◆ **Written task**: Give the data below again exactly as written, without its pictures.

*****

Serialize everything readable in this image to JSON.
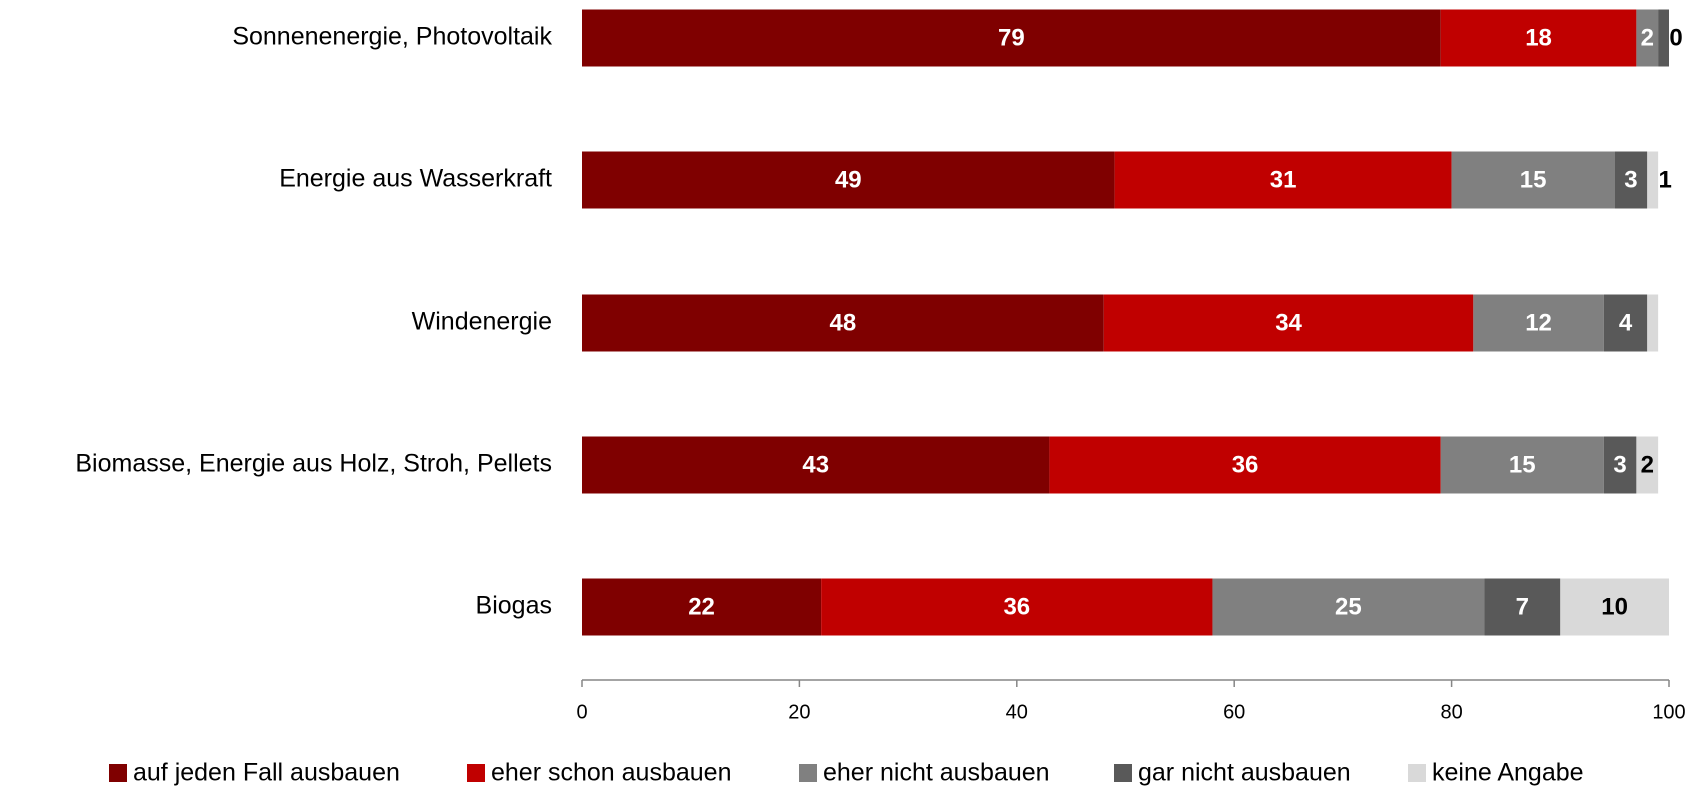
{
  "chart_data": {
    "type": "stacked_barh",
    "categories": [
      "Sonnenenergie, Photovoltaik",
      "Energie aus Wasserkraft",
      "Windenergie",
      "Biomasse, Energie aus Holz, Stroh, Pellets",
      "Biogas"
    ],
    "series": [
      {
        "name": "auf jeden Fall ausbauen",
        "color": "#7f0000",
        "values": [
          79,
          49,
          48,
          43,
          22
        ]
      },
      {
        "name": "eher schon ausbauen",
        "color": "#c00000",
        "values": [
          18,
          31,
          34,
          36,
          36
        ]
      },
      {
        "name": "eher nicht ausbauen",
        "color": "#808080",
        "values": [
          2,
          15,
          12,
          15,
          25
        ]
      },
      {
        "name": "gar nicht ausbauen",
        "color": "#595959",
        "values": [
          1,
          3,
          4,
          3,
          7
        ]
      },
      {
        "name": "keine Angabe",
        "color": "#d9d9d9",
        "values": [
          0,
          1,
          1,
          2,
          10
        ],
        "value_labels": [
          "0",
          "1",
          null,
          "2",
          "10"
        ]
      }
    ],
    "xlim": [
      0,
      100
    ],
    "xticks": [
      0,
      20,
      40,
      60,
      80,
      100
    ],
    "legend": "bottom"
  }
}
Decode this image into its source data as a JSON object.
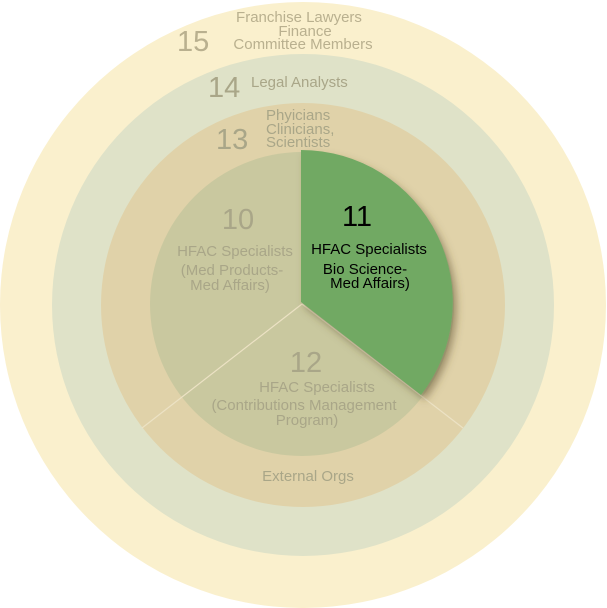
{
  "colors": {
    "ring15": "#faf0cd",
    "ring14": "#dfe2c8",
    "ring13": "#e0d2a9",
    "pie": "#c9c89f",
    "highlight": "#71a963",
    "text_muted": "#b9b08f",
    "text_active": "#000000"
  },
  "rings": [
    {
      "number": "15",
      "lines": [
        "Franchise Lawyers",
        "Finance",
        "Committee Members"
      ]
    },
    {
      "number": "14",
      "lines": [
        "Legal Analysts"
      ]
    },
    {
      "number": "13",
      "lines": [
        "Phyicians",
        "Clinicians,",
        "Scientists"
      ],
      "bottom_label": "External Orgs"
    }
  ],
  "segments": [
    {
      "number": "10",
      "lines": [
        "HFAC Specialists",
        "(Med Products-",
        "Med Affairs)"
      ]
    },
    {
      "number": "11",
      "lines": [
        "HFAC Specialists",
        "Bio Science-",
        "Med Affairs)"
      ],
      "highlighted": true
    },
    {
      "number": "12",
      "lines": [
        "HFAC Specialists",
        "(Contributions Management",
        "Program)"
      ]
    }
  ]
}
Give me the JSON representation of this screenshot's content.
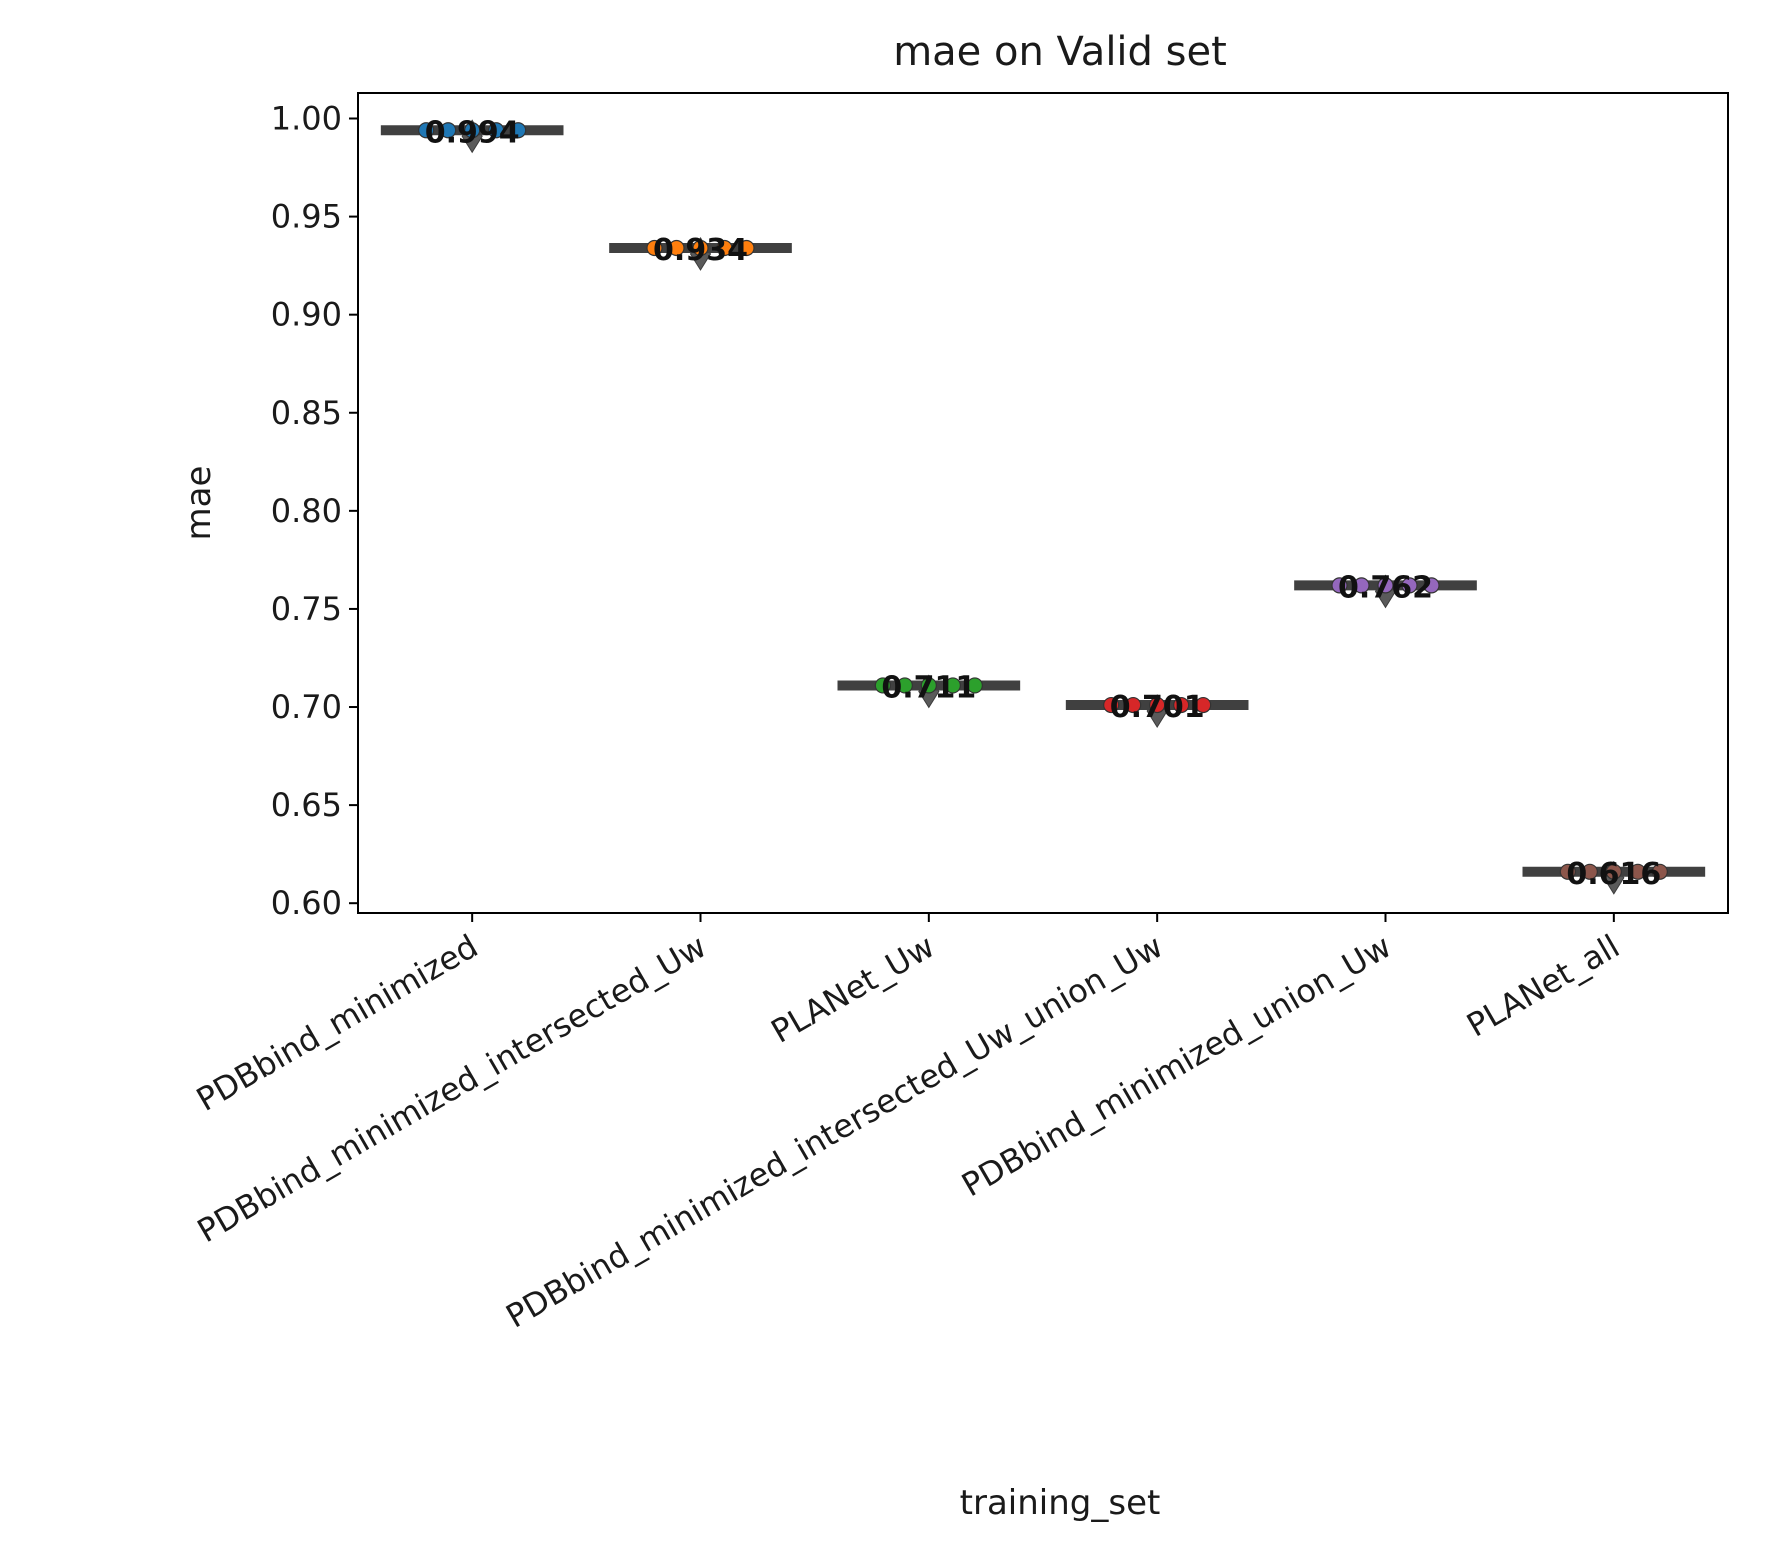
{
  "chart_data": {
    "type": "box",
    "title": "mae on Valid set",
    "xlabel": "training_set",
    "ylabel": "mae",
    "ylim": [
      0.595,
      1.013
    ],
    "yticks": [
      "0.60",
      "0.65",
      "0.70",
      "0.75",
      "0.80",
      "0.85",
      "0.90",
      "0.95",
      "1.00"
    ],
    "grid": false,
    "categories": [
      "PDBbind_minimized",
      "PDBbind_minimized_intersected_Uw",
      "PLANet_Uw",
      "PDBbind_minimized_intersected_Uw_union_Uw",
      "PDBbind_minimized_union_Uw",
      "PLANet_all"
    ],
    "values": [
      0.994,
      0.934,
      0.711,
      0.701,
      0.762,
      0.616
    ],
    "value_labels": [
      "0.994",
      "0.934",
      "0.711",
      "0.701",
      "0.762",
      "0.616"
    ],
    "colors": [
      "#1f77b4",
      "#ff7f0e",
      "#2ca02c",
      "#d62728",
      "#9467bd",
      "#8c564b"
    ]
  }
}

*****

◆ **Response**:
Serialize everything readable in this image to JSON.
{
  "chart_data": {
    "type": "stacked_barh",
    "categories": [
      "Sonnenenergie, Photovoltaik",
      "Energie aus Wasserkraft",
      "Windenergie",
      "Biomasse, Energie aus Holz, Stroh, Pellets",
      "Biogas"
    ],
    "series": [
      {
        "name": "auf jeden Fall ausbauen",
        "color": "#7f0000",
        "values": [
          79,
          49,
          48,
          43,
          22
        ]
      },
      {
        "name": "eher schon ausbauen",
        "color": "#c00000",
        "values": [
          18,
          31,
          34,
          36,
          36
        ]
      },
      {
        "name": "eher nicht ausbauen",
        "color": "#808080",
        "values": [
          2,
          15,
          12,
          15,
          25
        ]
      },
      {
        "name": "gar nicht ausbauen",
        "color": "#595959",
        "values": [
          1,
          3,
          4,
          3,
          7
        ]
      },
      {
        "name": "keine Angabe",
        "color": "#d9d9d9",
        "values": [
          0,
          1,
          1,
          2,
          10
        ],
        "value_labels": [
          "0",
          "1",
          null,
          "2",
          "10"
        ]
      }
    ],
    "xlim": [
      0,
      100
    ],
    "xticks": [
      0,
      20,
      40,
      60,
      80,
      100
    ],
    "legend": "bottom"
  }
}
Decode this image into its source data as a JSON object.
{
  "colors": {
    "ring15": "#faf0cd",
    "ring14": "#dfe2c8",
    "ring13": "#e0d2a9",
    "pie": "#c9c89f",
    "highlight": "#71a963",
    "text_muted": "#b9b08f",
    "text_active": "#000000"
  },
  "rings": [
    {
      "number": "15",
      "lines": [
        "Franchise Lawyers",
        "Finance",
        "Committee Members"
      ]
    },
    {
      "number": "14",
      "lines": [
        "Legal Analysts"
      ]
    },
    {
      "number": "13",
      "lines": [
        "Phyicians",
        "Clinicians,",
        "Scientists"
      ],
      "bottom_label": "External Orgs"
    }
  ],
  "segments": [
    {
      "number": "10",
      "lines": [
        "HFAC Specialists",
        "(Med Products-",
        "Med Affairs)"
      ]
    },
    {
      "number": "11",
      "lines": [
        "HFAC Specialists",
        "Bio Science-",
        "Med Affairs)"
      ],
      "highlighted": true
    },
    {
      "number": "12",
      "lines": [
        "HFAC Specialists",
        "(Contributions Management",
        "Program)"
      ]
    }
  ]
}
Give me the JSON representation of this screenshot's content.
{
  "chart_data": {
    "type": "box",
    "title": "mae on Valid set",
    "xlabel": "training_set",
    "ylabel": "mae",
    "ylim": [
      0.595,
      1.013
    ],
    "yticks": [
      "0.60",
      "0.65",
      "0.70",
      "0.75",
      "0.80",
      "0.85",
      "0.90",
      "0.95",
      "1.00"
    ],
    "grid": false,
    "categories": [
      "PDBbind_minimized",
      "PDBbind_minimized_intersected_Uw",
      "PLANet_Uw",
      "PDBbind_minimized_intersected_Uw_union_Uw",
      "PDBbind_minimized_union_Uw",
      "PLANet_all"
    ],
    "values": [
      0.994,
      0.934,
      0.711,
      0.701,
      0.762,
      0.616
    ],
    "value_labels": [
      "0.994",
      "0.934",
      "0.711",
      "0.701",
      "0.762",
      "0.616"
    ],
    "colors": [
      "#1f77b4",
      "#ff7f0e",
      "#2ca02c",
      "#d62728",
      "#9467bd",
      "#8c564b"
    ]
  }
}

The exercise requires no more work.